Work to be completed — Reproduce each line of the listing exactly.

Provided records —
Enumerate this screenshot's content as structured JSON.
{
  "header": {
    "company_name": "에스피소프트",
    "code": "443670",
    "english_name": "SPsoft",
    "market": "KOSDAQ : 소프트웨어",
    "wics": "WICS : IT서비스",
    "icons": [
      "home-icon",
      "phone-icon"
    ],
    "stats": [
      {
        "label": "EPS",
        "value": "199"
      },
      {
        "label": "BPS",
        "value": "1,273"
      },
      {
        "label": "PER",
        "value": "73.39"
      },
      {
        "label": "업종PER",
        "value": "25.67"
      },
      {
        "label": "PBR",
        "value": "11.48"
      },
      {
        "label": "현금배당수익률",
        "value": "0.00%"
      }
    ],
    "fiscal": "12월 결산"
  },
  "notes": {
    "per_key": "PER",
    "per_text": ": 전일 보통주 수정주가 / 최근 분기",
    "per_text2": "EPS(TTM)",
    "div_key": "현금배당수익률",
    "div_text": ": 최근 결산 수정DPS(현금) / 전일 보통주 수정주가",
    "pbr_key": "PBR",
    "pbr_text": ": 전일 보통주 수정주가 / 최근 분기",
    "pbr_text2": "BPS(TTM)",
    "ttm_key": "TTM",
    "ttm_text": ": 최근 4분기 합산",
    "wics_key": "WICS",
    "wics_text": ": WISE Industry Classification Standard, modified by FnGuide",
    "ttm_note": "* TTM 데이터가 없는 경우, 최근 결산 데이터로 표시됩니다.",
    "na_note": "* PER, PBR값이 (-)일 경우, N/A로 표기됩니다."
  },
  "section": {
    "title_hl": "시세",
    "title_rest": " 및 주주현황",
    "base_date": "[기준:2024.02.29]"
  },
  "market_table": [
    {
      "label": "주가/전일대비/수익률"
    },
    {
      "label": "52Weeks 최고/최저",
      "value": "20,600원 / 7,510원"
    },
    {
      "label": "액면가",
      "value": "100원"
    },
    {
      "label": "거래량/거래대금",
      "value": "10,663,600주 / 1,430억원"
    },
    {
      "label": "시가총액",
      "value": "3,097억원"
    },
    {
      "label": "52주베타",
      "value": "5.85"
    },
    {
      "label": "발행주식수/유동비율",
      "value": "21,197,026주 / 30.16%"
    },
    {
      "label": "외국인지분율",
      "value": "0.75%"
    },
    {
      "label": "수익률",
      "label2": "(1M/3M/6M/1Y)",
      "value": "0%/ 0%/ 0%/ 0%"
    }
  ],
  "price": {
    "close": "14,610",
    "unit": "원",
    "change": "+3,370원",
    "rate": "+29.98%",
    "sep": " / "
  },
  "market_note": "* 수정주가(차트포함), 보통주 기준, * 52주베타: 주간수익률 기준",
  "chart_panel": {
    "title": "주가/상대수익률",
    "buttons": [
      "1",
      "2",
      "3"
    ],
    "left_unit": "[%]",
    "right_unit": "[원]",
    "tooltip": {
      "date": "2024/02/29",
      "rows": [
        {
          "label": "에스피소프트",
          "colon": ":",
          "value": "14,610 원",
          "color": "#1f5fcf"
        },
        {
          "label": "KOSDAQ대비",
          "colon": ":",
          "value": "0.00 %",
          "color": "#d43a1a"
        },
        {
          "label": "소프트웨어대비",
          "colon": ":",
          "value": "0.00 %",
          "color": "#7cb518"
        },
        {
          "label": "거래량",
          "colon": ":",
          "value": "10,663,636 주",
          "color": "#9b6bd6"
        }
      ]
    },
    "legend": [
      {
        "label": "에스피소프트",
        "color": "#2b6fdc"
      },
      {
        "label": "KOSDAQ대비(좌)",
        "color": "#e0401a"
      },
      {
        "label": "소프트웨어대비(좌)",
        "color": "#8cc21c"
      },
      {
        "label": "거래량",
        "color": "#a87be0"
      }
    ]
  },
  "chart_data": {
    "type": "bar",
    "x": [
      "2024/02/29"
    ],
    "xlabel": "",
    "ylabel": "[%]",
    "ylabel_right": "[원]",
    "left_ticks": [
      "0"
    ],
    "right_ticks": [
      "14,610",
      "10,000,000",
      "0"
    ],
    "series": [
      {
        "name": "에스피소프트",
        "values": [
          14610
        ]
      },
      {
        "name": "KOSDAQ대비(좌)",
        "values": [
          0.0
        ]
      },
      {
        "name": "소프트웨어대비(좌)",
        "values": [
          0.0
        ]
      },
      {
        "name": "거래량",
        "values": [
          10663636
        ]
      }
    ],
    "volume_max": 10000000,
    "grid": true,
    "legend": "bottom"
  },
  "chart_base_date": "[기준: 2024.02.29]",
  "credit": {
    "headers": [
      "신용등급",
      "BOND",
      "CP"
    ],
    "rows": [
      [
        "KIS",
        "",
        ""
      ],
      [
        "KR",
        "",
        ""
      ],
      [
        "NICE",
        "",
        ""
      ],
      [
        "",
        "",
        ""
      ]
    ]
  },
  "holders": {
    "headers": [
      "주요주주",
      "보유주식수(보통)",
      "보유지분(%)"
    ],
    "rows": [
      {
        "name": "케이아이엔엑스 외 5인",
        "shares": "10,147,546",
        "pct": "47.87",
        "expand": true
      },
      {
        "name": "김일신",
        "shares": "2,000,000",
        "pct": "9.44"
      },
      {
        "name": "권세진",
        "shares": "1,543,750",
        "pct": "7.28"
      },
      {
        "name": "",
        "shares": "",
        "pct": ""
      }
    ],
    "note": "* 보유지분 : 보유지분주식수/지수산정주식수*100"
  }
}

Solved exercise —
Enumerate this screenshot's content as structured JSON.
{
  "header": {
    "company_name": "에스피소프트",
    "code": "443670",
    "english_name": "SPsoft",
    "market": "KOSDAQ : 소프트웨어",
    "wics": "WICS : IT서비스",
    "icons": [
      "home-icon",
      "phone-icon"
    ],
    "stats": [
      {
        "label": "EPS",
        "value": "199"
      },
      {
        "label": "BPS",
        "value": "1,273"
      },
      {
        "label": "PER",
        "value": "73.39"
      },
      {
        "label": "업종PER",
        "value": "25.67"
      },
      {
        "label": "PBR",
        "value": "11.48"
      },
      {
        "label": "현금배당수익률",
        "value": "0.00%"
      }
    ],
    "fiscal": "12월 결산"
  },
  "notes": {
    "per_key": "PER",
    "per_text": ": 전일 보통주 수정주가 / 최근 분기",
    "per_text2": "EPS(TTM)",
    "div_key": "현금배당수익률",
    "div_text": ": 최근 결산 수정DPS(현금) / 전일 보통주 수정주가",
    "pbr_key": "PBR",
    "pbr_text": ": 전일 보통주 수정주가 / 최근 분기",
    "pbr_text2": "BPS(TTM)",
    "ttm_key": "TTM",
    "ttm_text": ": 최근 4분기 합산",
    "wics_key": "WICS",
    "wics_text": ": WISE Industry Classification Standard, modified by FnGuide",
    "ttm_note": "* TTM 데이터가 없는 경우, 최근 결산 데이터로 표시됩니다.",
    "na_note": "* PER, PBR값이 (-)일 경우, N/A로 표기됩니다."
  },
  "section": {
    "title_hl": "시세",
    "title_rest": " 및 주주현황",
    "base_date": "[기준:2024.02.29]"
  },
  "market_table": [
    {
      "label": "주가/전일대비/수익률"
    },
    {
      "label": "52Weeks 최고/최저",
      "value": "20,600원 / 7,510원"
    },
    {
      "label": "액면가",
      "value": "100원"
    },
    {
      "label": "거래량/거래대금",
      "value": "10,663,600주 / 1,430억원"
    },
    {
      "label": "시가총액",
      "value": "3,097억원"
    },
    {
      "label": "52주베타",
      "value": "5.85"
    },
    {
      "label": "발행주식수/유동비율",
      "value": "21,197,026주 / 30.16%"
    },
    {
      "label": "외국인지분율",
      "value": "0.75%"
    },
    {
      "label": "수익률",
      "label2": "(1M/3M/6M/1Y)",
      "value": "0%/ 0%/ 0%/ 0%"
    }
  ],
  "price": {
    "close": "14,610",
    "unit": "원",
    "change": "+3,370원",
    "rate": "+29.98%",
    "sep": " / "
  },
  "market_note": "* 수정주가(차트포함), 보통주 기준, * 52주베타: 주간수익률 기준",
  "chart_panel": {
    "title": "주가/상대수익률",
    "buttons": [
      "1",
      "2",
      "3"
    ],
    "left_unit": "[%]",
    "right_unit": "[원]",
    "tooltip": {
      "date": "2024/02/29",
      "rows": [
        {
          "label": "에스피소프트",
          "colon": ":",
          "value": "14,610 원",
          "color": "#1f5fcf"
        },
        {
          "label": "KOSDAQ대비",
          "colon": ":",
          "value": "0.00 %",
          "color": "#d43a1a"
        },
        {
          "label": "소프트웨어대비",
          "colon": ":",
          "value": "0.00 %",
          "color": "#7cb518"
        },
        {
          "label": "거래량",
          "colon": ":",
          "value": "10,663,636 주",
          "color": "#9b6bd6"
        }
      ]
    },
    "legend": [
      {
        "label": "에스피소프트",
        "color": "#2b6fdc"
      },
      {
        "label": "KOSDAQ대비(좌)",
        "color": "#e0401a"
      },
      {
        "label": "소프트웨어대비(좌)",
        "color": "#8cc21c"
      },
      {
        "label": "거래량",
        "color": "#a87be0"
      }
    ]
  },
  "chart_data": {
    "type": "bar",
    "x": [
      "2024/02/29"
    ],
    "xlabel": "",
    "ylabel": "[%]",
    "ylabel_right": "[원]",
    "left_ticks": [
      "0"
    ],
    "right_ticks": [
      "14,610",
      "10,000,000",
      "0"
    ],
    "series": [
      {
        "name": "에스피소프트",
        "values": [
          14610
        ]
      },
      {
        "name": "KOSDAQ대비(좌)",
        "values": [
          0.0
        ]
      },
      {
        "name": "소프트웨어대비(좌)",
        "values": [
          0.0
        ]
      },
      {
        "name": "거래량",
        "values": [
          10663636
        ]
      }
    ],
    "volume_max": 10000000,
    "grid": true,
    "legend": "bottom"
  },
  "chart_base_date": "[기준: 2024.02.29]",
  "credit": {
    "headers": [
      "신용등급",
      "BOND",
      "CP"
    ],
    "rows": [
      [
        "KIS",
        "",
        ""
      ],
      [
        "KR",
        "",
        ""
      ],
      [
        "NICE",
        "",
        ""
      ],
      [
        "",
        "",
        ""
      ]
    ]
  },
  "holders": {
    "headers": [
      "주요주주",
      "보유주식수(보통)",
      "보유지분(%)"
    ],
    "rows": [
      {
        "name": "케이아이엔엑스 외 5인",
        "shares": "10,147,546",
        "pct": "47.87",
        "expand": true
      },
      {
        "name": "김일신",
        "shares": "2,000,000",
        "pct": "9.44"
      },
      {
        "name": "권세진",
        "shares": "1,543,750",
        "pct": "7.28"
      },
      {
        "name": "",
        "shares": "",
        "pct": ""
      }
    ],
    "note": "* 보유지분 : 보유지분주식수/지수산정주식수*100"
  }
}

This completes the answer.